- _WRITTEN TASK_
State only how many lines below include the string "segítő".

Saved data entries

** BEGIN **

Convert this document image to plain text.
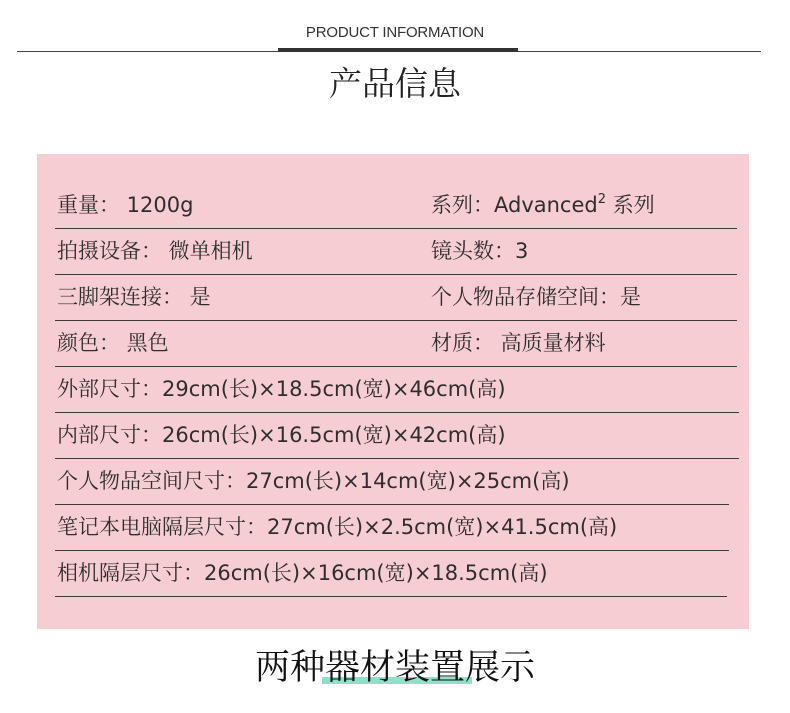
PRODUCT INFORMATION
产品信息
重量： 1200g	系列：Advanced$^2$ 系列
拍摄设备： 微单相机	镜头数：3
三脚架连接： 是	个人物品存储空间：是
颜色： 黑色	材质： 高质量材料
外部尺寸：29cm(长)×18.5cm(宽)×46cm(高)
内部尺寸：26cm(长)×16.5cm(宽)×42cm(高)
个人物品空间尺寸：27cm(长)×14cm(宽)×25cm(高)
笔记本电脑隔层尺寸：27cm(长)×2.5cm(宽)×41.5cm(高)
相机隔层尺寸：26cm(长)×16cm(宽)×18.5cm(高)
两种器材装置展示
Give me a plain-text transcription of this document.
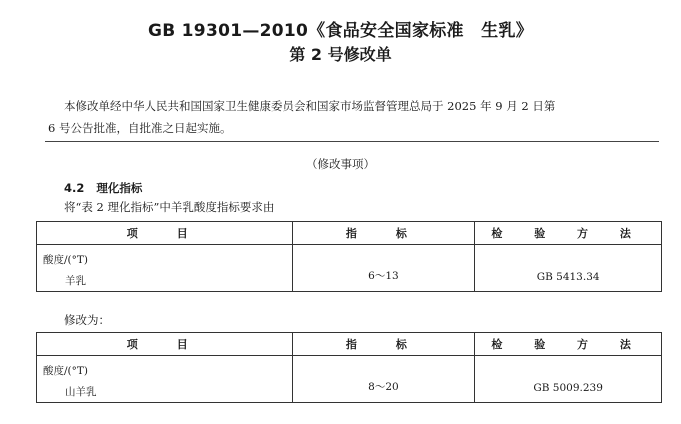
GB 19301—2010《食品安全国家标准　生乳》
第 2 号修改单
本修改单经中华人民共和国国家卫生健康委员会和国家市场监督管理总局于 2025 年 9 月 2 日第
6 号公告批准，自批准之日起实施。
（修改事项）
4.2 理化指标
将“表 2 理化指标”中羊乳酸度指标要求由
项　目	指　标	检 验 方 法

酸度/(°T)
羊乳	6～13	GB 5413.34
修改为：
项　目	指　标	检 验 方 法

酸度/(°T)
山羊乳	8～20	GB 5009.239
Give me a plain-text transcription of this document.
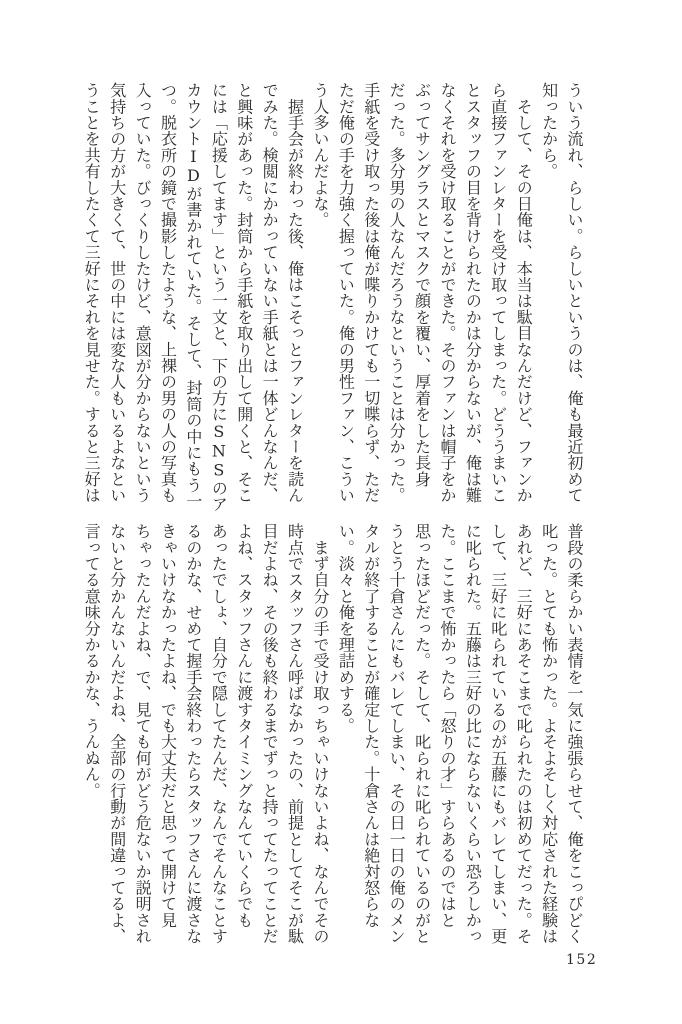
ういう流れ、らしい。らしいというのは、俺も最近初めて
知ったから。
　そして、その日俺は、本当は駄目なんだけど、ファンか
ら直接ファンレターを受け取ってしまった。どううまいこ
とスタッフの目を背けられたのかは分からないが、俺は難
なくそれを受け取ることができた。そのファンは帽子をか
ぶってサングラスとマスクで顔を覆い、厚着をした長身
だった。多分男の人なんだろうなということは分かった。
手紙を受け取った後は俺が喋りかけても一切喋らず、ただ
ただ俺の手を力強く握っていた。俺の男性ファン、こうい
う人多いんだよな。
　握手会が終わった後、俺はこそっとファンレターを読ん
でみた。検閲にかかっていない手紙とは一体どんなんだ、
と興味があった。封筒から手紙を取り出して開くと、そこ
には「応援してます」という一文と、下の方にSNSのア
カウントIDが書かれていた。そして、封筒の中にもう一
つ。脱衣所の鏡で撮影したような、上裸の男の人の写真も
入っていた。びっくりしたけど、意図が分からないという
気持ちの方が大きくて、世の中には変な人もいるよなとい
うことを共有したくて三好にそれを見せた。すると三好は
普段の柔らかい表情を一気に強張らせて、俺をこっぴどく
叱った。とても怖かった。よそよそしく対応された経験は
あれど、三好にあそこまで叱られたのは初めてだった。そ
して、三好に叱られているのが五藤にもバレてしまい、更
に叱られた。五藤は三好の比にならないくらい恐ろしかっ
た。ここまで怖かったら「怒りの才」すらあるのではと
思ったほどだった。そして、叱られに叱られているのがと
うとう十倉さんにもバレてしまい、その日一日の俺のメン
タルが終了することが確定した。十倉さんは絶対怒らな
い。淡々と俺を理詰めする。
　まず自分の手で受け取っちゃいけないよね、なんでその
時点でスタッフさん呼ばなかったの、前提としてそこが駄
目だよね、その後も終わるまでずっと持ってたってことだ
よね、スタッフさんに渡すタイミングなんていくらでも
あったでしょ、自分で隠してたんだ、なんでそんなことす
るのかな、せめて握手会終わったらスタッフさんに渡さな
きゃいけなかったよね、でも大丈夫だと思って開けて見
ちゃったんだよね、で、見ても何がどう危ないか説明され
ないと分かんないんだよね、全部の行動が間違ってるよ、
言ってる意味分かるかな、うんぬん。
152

** END **
** BEGIN **

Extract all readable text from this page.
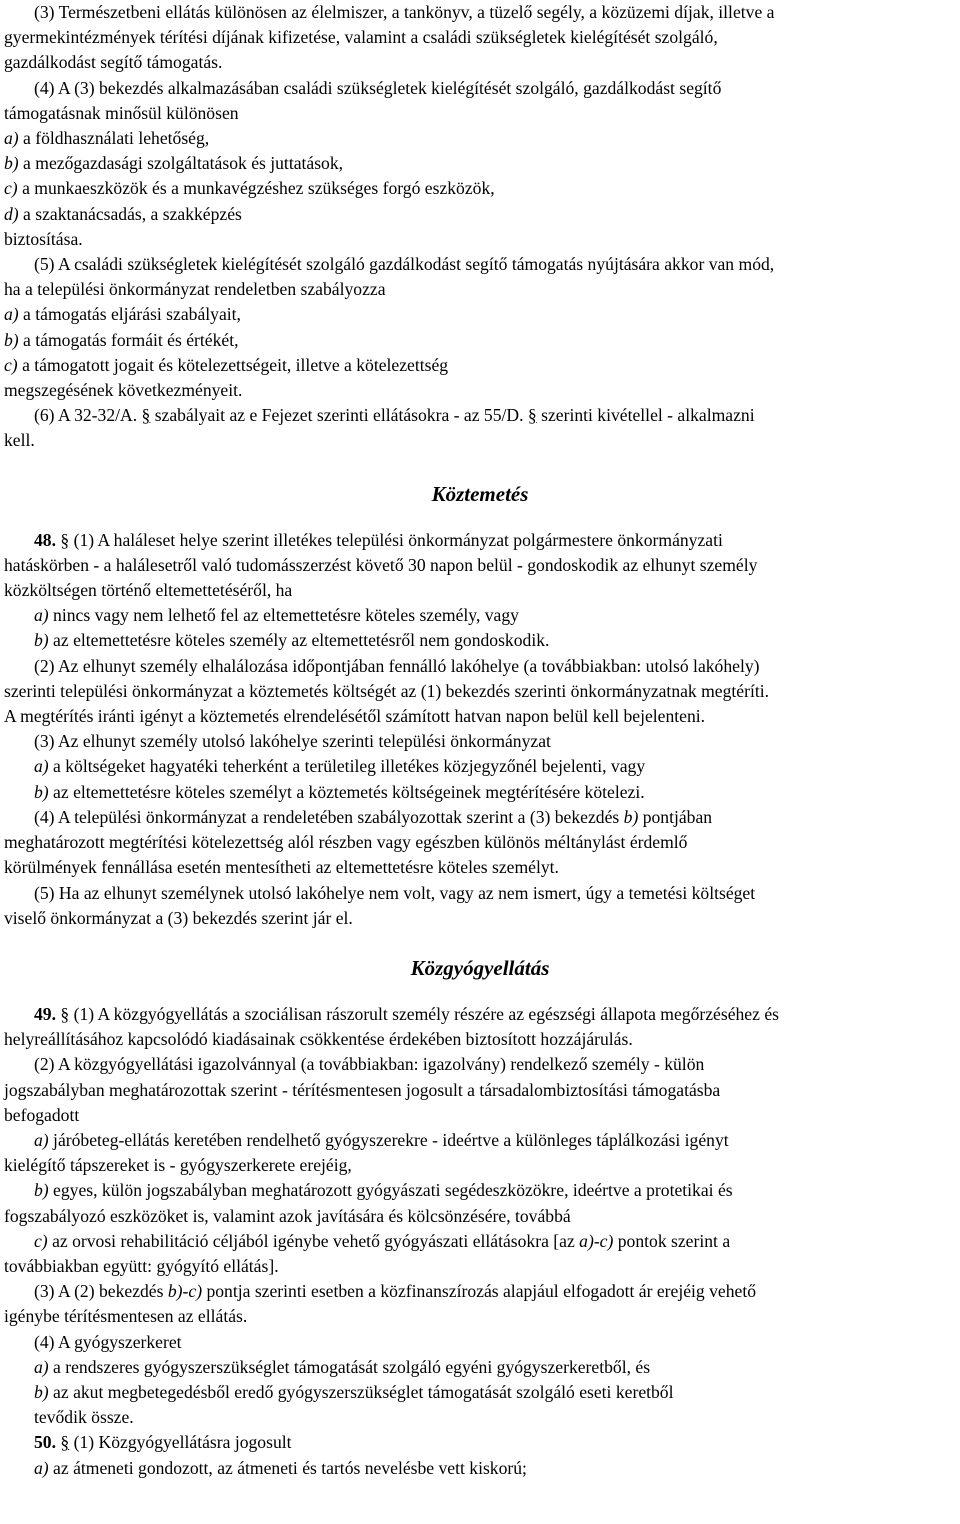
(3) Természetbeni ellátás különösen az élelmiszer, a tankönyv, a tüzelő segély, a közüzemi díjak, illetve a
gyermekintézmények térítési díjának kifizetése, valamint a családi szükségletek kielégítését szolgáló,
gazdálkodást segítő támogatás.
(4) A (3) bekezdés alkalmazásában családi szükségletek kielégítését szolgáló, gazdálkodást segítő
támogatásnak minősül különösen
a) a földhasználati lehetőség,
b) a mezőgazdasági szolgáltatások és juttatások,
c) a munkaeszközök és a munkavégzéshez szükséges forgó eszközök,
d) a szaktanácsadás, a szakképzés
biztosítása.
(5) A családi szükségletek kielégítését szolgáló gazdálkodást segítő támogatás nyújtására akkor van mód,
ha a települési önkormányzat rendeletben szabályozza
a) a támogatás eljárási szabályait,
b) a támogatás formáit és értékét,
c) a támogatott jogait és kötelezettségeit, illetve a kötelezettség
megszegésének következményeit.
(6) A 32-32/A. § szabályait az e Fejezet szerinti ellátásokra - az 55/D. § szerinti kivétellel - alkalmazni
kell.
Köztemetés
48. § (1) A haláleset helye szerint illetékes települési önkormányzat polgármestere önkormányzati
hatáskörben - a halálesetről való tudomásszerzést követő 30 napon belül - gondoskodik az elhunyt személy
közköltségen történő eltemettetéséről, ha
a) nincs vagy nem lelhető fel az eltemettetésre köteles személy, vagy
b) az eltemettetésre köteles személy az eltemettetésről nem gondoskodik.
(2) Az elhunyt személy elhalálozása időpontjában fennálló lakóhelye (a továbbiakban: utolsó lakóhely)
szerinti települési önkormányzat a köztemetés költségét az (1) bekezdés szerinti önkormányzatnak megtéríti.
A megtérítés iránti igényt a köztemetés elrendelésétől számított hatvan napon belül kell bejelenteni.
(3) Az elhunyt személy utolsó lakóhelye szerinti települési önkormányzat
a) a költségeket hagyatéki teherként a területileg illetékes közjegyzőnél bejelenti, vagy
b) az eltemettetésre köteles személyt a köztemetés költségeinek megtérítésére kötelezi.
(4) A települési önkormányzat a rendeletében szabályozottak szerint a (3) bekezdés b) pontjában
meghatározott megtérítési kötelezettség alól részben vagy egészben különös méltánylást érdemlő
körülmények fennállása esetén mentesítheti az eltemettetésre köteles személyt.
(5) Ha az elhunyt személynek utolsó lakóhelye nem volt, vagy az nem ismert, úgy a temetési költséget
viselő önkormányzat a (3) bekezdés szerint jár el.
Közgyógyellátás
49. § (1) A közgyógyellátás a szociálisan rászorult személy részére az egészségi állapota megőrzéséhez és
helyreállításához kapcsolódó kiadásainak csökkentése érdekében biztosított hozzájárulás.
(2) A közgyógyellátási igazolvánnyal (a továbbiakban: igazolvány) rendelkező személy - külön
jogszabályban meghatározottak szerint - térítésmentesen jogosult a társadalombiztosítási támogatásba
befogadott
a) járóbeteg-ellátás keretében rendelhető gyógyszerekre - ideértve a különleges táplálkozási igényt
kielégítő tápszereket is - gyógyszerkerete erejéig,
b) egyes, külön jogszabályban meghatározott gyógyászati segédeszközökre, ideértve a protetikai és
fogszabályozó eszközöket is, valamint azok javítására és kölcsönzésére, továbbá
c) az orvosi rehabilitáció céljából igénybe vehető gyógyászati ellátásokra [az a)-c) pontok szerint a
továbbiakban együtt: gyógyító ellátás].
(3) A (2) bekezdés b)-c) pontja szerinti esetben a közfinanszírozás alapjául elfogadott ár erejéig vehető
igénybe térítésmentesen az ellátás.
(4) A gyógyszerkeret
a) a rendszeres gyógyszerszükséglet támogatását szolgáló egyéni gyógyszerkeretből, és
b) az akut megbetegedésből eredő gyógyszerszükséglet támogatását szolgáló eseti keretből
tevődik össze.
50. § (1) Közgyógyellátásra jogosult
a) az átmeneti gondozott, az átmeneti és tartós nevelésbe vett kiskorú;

** END **

- _WRITTEN REPLY_
3